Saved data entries
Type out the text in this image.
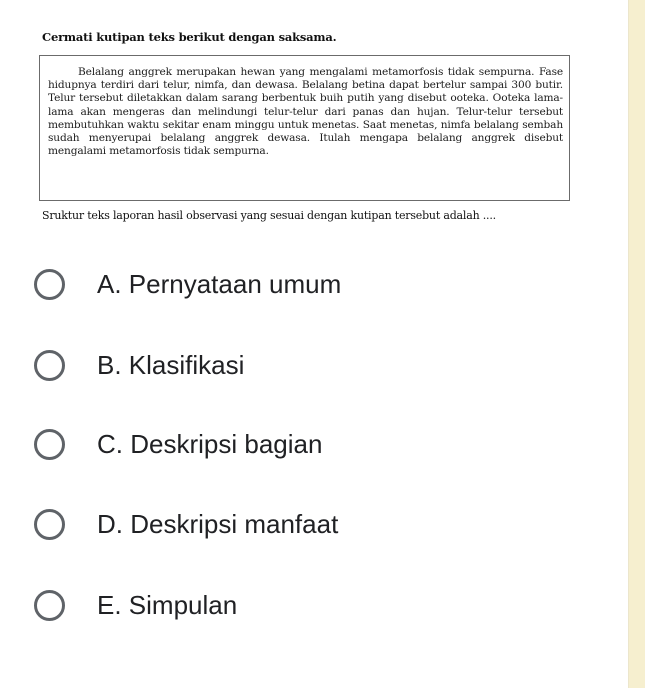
Cermati kutipan teks berikut dengan saksama.

Belalang anggrek merupakan hewan yang mengalami metamorfosis tidak sempurna. Fase hidupnya terdiri dari telur, nimfa, dan dewasa. Belalang betina dapat bertelur sampai 300 butir. Telur tersebut diletakkan dalam sarang berbentuk buih putih yang disebut ooteka. Ooteka lama-lama akan mengeras dan melindungi telur-telur dari panas dan hujan. Telur-telur tersebut membutuhkan waktu sekitar enam minggu untuk menetas. Saat menetas, nimfa belalang sembah sudah menyerupai belalang anggrek dewasa. Itulah mengapa belalang anggrek disebut mengalami metamorfosis tidak sempurna.

Sruktur teks laporan hasil observasi yang sesuai dengan kutipan tersebut adalah ....
A. Pernyataan umum
B. Klasifikasi
C. Deskripsi bagian
D. Deskripsi manfaat
E. Simpulan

**The problem**
Leave out the pictures and return every record word for word.

**Written answer**
Type out the text in this image.
Cermati kutipan teks berikut dengan saksama.

Belalang anggrek merupakan hewan yang mengalami metamorfosis tidak sempurna. Fase hidupnya terdiri dari telur, nimfa, dan dewasa. Belalang betina dapat bertelur sampai 300 butir. Telur tersebut diletakkan dalam sarang berbentuk buih putih yang disebut ooteka. Ooteka lama-lama akan mengeras dan melindungi telur-telur dari panas dan hujan. Telur-telur tersebut membutuhkan waktu sekitar enam minggu untuk menetas. Saat menetas, nimfa belalang sembah sudah menyerupai belalang anggrek dewasa. Itulah mengapa belalang anggrek disebut mengalami metamorfosis tidak sempurna.

Sruktur teks laporan hasil observasi yang sesuai dengan kutipan tersebut adalah ....
A. Pernyataan umum
B. Klasifikasi
C. Deskripsi bagian
D. Deskripsi manfaat
E. Simpulan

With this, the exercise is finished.